## TASK DIRECTIONS:
Arrange the lines of the material below as a JSON list of strings, one string per line and no blank lines. Include only the part that opens with the line containing "code-token: new_num xyxy=(56,221,211,240)" and closes with the line containing "code-token: 3 xyxy=(296,221,307,240)", with both of those lines included.

--- start of ENTRIES ---

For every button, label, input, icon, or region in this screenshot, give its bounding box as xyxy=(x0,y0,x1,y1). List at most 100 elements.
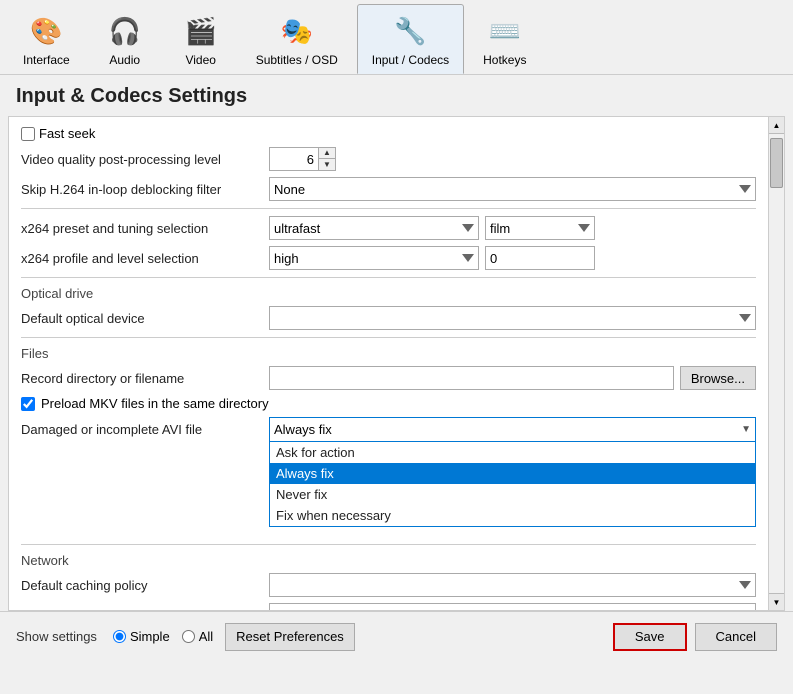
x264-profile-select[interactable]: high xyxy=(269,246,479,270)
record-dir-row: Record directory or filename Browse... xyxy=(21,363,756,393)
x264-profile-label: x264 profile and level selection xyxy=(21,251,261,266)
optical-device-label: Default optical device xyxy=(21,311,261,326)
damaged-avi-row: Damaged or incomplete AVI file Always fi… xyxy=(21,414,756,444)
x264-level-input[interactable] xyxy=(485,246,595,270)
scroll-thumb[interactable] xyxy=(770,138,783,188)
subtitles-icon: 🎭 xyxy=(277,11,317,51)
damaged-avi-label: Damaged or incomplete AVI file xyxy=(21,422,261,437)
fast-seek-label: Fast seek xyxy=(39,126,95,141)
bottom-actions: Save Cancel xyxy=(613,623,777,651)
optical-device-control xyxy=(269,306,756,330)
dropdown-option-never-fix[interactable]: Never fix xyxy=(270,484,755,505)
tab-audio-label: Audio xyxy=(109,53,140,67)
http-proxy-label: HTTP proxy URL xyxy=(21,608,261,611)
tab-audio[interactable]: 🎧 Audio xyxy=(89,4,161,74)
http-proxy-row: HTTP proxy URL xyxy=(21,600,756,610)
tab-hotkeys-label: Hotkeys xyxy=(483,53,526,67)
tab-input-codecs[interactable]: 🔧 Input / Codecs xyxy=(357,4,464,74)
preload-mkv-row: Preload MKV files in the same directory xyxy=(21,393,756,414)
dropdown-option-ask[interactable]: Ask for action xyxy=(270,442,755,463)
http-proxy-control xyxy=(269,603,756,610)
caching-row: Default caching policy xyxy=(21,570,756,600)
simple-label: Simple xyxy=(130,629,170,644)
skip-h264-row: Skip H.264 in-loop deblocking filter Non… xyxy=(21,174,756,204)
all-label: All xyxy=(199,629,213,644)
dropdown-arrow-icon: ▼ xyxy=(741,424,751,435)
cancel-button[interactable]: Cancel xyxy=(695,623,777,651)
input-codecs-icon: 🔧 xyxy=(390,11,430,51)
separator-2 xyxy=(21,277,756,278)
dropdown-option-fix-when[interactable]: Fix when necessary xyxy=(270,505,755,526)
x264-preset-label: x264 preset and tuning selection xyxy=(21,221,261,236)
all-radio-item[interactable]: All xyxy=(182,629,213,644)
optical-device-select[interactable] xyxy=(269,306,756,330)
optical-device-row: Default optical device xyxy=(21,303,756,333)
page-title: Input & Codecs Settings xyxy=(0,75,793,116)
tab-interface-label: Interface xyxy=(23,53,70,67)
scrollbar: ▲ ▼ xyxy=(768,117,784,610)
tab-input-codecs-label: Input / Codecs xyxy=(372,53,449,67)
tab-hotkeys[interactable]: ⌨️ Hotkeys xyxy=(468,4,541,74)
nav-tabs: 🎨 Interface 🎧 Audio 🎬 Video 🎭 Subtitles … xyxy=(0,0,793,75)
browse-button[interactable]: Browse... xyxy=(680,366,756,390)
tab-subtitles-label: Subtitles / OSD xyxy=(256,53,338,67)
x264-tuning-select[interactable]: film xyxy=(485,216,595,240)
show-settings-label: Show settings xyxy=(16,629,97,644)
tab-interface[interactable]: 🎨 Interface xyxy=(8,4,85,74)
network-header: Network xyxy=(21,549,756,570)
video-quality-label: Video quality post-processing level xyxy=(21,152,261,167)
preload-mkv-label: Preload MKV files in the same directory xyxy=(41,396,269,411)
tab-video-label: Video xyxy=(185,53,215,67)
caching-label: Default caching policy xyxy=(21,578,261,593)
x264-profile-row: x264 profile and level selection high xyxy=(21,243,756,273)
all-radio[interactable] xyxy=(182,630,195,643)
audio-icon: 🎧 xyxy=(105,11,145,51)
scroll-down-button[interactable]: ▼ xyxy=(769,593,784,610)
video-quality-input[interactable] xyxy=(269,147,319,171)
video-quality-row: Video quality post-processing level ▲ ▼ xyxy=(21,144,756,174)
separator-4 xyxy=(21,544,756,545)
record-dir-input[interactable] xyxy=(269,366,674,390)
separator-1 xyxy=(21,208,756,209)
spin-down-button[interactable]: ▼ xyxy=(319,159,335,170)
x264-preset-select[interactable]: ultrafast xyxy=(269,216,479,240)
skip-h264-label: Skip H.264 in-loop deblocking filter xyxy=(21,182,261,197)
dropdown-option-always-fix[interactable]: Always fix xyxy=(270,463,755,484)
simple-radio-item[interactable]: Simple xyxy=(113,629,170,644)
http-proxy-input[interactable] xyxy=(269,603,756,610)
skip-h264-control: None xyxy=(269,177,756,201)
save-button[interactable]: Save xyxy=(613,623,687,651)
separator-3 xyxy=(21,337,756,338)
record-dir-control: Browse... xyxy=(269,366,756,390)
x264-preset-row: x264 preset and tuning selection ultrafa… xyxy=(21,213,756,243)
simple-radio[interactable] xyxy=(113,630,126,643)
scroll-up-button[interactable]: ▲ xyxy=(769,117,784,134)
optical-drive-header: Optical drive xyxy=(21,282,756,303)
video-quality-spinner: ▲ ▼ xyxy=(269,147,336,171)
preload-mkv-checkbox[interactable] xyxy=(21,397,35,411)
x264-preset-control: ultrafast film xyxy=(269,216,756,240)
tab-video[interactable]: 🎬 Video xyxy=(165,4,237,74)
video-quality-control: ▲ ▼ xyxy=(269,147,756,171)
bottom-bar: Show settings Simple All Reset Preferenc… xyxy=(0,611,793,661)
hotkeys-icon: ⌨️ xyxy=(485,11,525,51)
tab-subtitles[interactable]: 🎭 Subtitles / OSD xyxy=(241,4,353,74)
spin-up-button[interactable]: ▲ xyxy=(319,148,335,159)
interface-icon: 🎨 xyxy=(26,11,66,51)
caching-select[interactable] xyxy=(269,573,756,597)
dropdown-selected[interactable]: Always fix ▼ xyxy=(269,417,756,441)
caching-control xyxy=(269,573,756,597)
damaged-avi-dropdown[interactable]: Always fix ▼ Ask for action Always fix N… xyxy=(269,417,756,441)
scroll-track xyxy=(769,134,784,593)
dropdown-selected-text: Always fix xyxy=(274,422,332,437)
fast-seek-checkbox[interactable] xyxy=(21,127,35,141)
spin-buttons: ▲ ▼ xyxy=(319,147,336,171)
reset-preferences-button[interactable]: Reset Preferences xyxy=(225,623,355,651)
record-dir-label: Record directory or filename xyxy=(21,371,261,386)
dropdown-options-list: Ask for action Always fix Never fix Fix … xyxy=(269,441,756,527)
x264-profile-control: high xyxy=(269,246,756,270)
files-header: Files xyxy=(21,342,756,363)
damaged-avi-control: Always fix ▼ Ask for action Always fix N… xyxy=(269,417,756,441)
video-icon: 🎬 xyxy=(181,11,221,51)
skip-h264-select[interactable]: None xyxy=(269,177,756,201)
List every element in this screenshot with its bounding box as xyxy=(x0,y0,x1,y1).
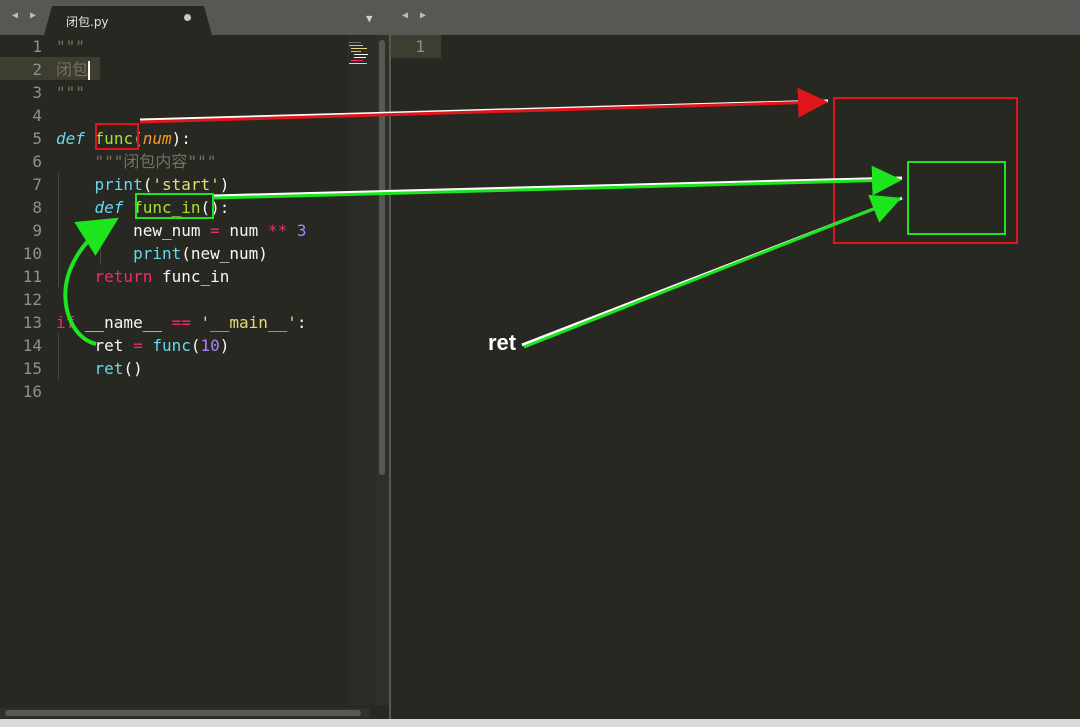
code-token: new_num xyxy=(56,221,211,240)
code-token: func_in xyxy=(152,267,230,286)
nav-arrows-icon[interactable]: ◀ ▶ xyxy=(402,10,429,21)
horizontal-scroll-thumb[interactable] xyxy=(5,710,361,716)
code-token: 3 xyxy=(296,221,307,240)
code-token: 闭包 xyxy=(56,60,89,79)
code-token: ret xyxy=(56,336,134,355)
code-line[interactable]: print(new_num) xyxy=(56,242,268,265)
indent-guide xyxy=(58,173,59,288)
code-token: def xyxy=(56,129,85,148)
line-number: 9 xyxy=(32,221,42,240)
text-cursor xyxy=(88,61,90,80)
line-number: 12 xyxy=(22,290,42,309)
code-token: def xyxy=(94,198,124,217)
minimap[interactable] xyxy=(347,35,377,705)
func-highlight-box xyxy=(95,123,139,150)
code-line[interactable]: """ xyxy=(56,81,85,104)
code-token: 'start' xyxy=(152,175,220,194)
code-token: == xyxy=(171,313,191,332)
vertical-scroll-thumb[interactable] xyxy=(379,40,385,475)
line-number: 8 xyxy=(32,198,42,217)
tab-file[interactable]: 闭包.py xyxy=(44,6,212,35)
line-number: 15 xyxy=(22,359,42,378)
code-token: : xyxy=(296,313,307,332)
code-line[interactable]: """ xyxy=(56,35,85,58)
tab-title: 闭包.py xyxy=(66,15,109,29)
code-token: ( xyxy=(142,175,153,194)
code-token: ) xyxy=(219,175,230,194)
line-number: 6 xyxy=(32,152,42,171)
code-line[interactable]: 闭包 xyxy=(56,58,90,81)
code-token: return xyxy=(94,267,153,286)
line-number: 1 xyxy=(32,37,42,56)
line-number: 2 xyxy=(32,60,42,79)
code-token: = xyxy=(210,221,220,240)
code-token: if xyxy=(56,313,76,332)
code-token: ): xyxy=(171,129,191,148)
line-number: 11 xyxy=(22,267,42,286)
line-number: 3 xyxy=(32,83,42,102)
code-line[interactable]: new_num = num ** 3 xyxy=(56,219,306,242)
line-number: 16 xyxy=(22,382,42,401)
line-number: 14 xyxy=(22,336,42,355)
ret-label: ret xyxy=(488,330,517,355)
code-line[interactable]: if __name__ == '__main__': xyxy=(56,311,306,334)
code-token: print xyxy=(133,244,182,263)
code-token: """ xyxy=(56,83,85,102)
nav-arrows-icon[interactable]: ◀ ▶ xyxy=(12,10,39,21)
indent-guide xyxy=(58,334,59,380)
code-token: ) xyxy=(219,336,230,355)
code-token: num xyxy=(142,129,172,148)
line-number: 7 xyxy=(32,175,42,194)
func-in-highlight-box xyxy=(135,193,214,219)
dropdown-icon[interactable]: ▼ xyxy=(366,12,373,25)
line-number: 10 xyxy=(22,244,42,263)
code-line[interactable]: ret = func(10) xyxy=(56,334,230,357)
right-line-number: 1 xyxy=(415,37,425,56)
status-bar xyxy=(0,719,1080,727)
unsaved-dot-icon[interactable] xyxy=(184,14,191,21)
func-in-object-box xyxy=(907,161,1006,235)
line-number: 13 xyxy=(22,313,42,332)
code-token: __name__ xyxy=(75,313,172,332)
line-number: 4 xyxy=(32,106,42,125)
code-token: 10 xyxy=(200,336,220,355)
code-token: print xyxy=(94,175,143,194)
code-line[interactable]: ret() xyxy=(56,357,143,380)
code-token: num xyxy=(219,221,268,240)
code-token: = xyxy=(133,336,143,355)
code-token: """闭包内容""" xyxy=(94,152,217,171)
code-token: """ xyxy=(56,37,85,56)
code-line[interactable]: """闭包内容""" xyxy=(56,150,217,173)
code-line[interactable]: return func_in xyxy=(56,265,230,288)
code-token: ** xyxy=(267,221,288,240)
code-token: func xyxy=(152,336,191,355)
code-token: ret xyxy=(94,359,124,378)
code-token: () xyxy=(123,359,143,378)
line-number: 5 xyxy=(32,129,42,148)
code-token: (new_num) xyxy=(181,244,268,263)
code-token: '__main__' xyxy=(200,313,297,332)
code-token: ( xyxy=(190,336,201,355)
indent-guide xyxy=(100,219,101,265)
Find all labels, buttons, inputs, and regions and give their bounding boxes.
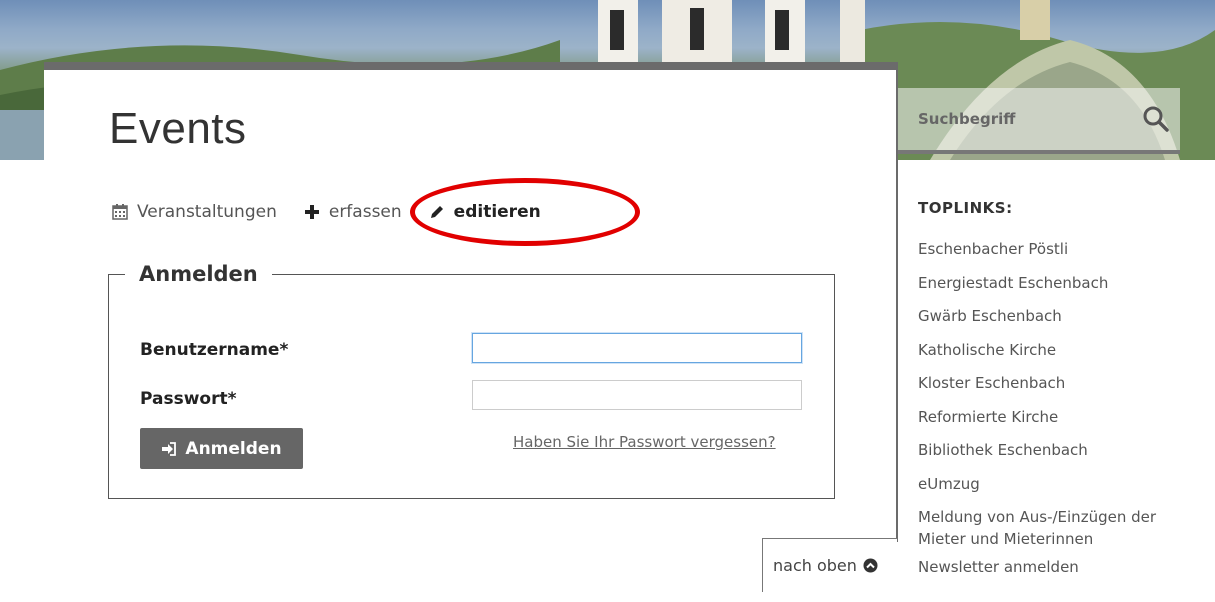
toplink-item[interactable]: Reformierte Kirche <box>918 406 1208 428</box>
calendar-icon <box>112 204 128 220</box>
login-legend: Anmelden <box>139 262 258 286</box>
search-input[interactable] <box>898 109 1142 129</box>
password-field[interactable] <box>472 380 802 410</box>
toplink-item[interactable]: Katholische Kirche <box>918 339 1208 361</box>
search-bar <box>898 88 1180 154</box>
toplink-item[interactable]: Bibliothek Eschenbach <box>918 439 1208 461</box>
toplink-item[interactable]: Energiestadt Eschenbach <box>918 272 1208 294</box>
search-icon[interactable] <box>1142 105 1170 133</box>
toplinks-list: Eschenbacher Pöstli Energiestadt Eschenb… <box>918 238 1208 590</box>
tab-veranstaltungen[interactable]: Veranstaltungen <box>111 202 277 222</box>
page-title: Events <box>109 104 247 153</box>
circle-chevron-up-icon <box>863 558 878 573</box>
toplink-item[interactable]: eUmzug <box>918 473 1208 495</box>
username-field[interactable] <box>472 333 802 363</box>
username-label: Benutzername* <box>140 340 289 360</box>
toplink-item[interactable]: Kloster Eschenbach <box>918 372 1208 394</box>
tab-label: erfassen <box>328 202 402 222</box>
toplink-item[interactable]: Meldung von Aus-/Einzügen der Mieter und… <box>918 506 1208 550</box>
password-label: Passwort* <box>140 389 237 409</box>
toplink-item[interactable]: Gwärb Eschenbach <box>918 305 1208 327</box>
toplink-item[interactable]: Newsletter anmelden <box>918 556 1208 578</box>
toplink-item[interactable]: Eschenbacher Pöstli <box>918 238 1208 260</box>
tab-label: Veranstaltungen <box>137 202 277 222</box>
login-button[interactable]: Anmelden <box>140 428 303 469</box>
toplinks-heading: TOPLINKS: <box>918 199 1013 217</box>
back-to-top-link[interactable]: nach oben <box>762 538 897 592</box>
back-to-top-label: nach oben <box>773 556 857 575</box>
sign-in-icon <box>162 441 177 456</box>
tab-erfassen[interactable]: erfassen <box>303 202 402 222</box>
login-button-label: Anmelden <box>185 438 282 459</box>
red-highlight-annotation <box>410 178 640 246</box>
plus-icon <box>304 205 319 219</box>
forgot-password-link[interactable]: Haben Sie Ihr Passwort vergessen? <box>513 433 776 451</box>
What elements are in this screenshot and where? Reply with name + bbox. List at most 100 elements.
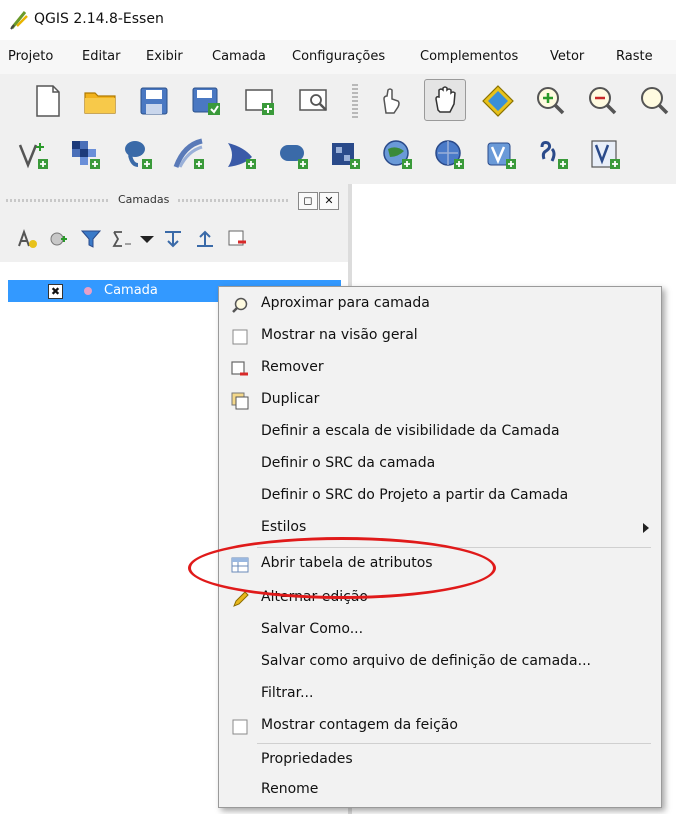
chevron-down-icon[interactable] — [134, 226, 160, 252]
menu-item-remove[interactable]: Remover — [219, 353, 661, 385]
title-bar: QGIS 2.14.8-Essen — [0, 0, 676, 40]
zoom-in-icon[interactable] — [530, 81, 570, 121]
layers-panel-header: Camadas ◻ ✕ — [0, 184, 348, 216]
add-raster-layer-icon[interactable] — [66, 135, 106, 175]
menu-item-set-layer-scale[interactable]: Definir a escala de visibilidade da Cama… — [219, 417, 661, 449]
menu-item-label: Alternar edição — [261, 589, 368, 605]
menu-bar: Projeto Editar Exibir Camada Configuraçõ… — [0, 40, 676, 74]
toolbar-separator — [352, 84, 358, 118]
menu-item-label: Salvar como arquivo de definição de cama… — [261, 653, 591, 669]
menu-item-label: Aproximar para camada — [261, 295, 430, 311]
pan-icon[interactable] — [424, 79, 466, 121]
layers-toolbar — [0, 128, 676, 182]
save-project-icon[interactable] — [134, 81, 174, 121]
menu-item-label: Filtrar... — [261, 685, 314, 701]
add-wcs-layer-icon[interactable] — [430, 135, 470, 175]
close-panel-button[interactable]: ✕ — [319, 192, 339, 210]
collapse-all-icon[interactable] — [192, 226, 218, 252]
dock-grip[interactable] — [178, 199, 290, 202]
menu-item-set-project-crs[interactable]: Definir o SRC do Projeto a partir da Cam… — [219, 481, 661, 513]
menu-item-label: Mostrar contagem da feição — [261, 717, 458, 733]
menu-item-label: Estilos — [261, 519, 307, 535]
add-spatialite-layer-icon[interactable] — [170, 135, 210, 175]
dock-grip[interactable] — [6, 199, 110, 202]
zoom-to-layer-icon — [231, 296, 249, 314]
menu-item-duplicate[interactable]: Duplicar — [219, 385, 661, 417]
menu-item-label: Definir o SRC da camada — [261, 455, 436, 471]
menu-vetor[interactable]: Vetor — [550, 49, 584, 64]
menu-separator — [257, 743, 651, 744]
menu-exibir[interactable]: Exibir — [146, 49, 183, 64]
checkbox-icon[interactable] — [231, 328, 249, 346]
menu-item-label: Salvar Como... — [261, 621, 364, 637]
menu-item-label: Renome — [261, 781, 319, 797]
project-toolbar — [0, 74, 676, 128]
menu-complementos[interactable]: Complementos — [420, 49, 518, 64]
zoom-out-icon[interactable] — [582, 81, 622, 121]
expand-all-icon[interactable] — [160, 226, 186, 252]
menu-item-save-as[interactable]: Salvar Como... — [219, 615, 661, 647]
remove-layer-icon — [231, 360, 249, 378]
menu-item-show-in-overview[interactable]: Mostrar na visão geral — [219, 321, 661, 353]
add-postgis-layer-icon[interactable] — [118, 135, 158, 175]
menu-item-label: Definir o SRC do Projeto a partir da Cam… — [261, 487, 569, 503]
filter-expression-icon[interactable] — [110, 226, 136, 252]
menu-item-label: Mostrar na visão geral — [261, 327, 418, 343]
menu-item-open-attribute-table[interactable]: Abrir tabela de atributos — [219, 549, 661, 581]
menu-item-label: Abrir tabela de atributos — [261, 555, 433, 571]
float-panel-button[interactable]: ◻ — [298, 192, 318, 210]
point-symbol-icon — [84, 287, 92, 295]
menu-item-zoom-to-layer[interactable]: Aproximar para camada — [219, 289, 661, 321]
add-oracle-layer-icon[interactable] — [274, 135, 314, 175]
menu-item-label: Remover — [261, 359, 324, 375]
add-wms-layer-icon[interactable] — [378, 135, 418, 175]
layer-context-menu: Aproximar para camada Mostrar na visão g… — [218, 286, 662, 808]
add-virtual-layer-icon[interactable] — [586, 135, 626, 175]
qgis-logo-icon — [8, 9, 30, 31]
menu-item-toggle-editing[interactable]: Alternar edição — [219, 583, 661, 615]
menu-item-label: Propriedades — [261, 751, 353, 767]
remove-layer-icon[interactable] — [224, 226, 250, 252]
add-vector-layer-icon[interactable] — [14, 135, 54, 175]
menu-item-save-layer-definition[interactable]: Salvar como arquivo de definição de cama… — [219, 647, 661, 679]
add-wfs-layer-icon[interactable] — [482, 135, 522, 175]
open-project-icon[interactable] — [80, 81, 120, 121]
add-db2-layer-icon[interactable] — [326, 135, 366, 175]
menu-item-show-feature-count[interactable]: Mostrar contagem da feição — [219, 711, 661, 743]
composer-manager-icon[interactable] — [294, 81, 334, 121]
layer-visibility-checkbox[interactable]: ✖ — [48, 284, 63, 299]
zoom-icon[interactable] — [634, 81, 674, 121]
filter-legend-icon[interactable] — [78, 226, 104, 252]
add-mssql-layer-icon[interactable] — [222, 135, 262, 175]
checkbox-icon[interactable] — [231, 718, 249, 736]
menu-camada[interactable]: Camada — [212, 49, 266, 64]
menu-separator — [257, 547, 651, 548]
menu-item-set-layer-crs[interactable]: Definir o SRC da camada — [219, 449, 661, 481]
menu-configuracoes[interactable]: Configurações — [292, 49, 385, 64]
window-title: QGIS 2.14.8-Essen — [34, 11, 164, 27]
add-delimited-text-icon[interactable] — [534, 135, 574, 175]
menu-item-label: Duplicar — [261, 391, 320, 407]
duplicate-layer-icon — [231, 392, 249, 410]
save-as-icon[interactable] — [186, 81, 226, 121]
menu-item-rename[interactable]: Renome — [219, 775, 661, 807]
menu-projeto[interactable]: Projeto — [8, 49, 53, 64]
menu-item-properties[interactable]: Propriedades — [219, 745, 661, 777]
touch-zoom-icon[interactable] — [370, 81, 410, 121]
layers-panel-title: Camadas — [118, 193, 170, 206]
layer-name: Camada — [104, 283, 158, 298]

--- end of ENTRIES ---

## ANSWER IN FULL:
[
  "code-token: new_num xyxy=(56,221,211,240)",
  "code-token: func_in xyxy=(152,267,230,286)",
  "nav-arrows-icon[interactable]: ◀ ▶ xyxy=(402,10,429,21)",
  "horizontal-scroll-thumb[interactable] xyxy=(5,710,361,716)",
  "code-token: 3 xyxy=(296,221,307,240)"
]